======== Given information ========

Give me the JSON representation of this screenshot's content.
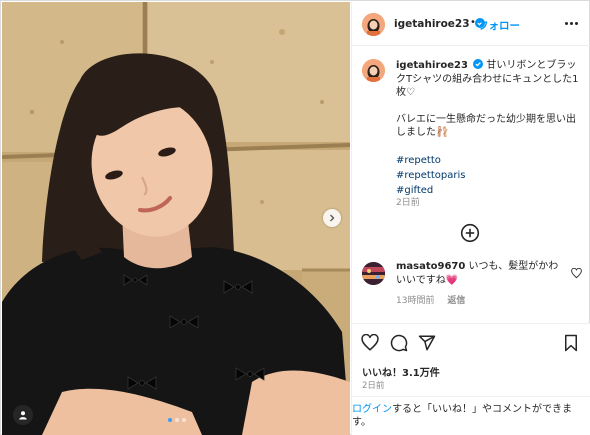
{
  "post": {
    "username": "igetahiroe23",
    "follow_label": "フォロー",
    "separator": "•",
    "caption": {
      "username": "igetahiroe23",
      "line1": "甘いリボンとブラックTシャツの組み合わせにキュンとした1枚♡",
      "line2": "バレエに一生懸命だった幼少期を思い出しました🩰",
      "hashtags": [
        "#repetto",
        "#repettoparis",
        "#gifted"
      ],
      "time": "2日前"
    },
    "comments": [
      {
        "username": "masato9670",
        "text": "いつも、髪型がかわいいですね💗",
        "time": "13時間前",
        "reply_label": "返信"
      }
    ],
    "likes_text": "いいね！3.1万件",
    "date": "2日前",
    "login_prompt": {
      "link": "ログイン",
      "text": "すると「いいね！」やコメントができます。"
    },
    "carousel": {
      "total": 3,
      "active": 0
    }
  },
  "icons": {
    "verified": "verified-badge-icon",
    "more": "more-options-icon",
    "load_more": "plus-circle-icon",
    "like": "heart-icon",
    "comment": "comment-icon",
    "share": "share-icon",
    "save": "bookmark-icon",
    "next": "chevron-right-icon",
    "tag": "user-tag-icon"
  },
  "colors": {
    "accent": "#0095f6",
    "hashtag": "#00376b",
    "muted": "#8e8e8e",
    "text": "#262626"
  }
}
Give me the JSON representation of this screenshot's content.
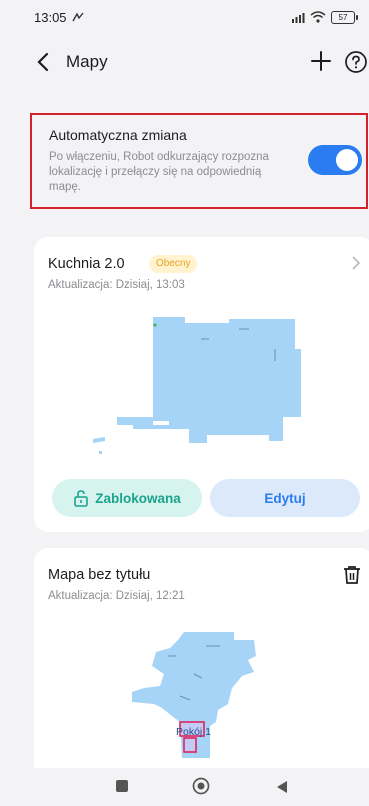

========

Extract every line of the data exactly; pictures stay out.

The reply:
Give me the JSON representation of this screenshot's content.
{
  "post": {
    "username": "igetahiroe23",
    "follow_label": "フォロー",
    "separator": "•",
    "caption": {
      "username": "igetahiroe23",
      "line1": "甘いリボンとブラックTシャツの組み合わせにキュンとした1枚♡",
      "line2": "バレエに一生懸命だった幼少期を思い出しました🩰",
      "hashtags": [
        "#repetto",
        "#repettoparis",
        "#gifted"
      ],
      "time": "2日前"
    },
    "comments": [
      {
        "username": "masato9670",
        "text": "いつも、髪型がかわいいですね💗",
        "time": "13時間前",
        "reply_label": "返信"
      }
    ],
    "likes_text": "いいね！3.1万件",
    "date": "2日前",
    "login_prompt": {
      "link": "ログイン",
      "text": "すると「いいね！」やコメントができます。"
    },
    "carousel": {
      "total": 3,
      "active": 0
    }
  },
  "icons": {
    "verified": "verified-badge-icon",
    "more": "more-options-icon",
    "load_more": "plus-circle-icon",
    "like": "heart-icon",
    "comment": "comment-icon",
    "share": "share-icon",
    "save": "bookmark-icon",
    "next": "chevron-right-icon",
    "tag": "user-tag-icon"
  },
  "colors": {
    "accent": "#0095f6",
    "hashtag": "#00376b",
    "muted": "#8e8e8e",
    "text": "#262626"
  }
}
Give me the JSON representation of this screenshot's content.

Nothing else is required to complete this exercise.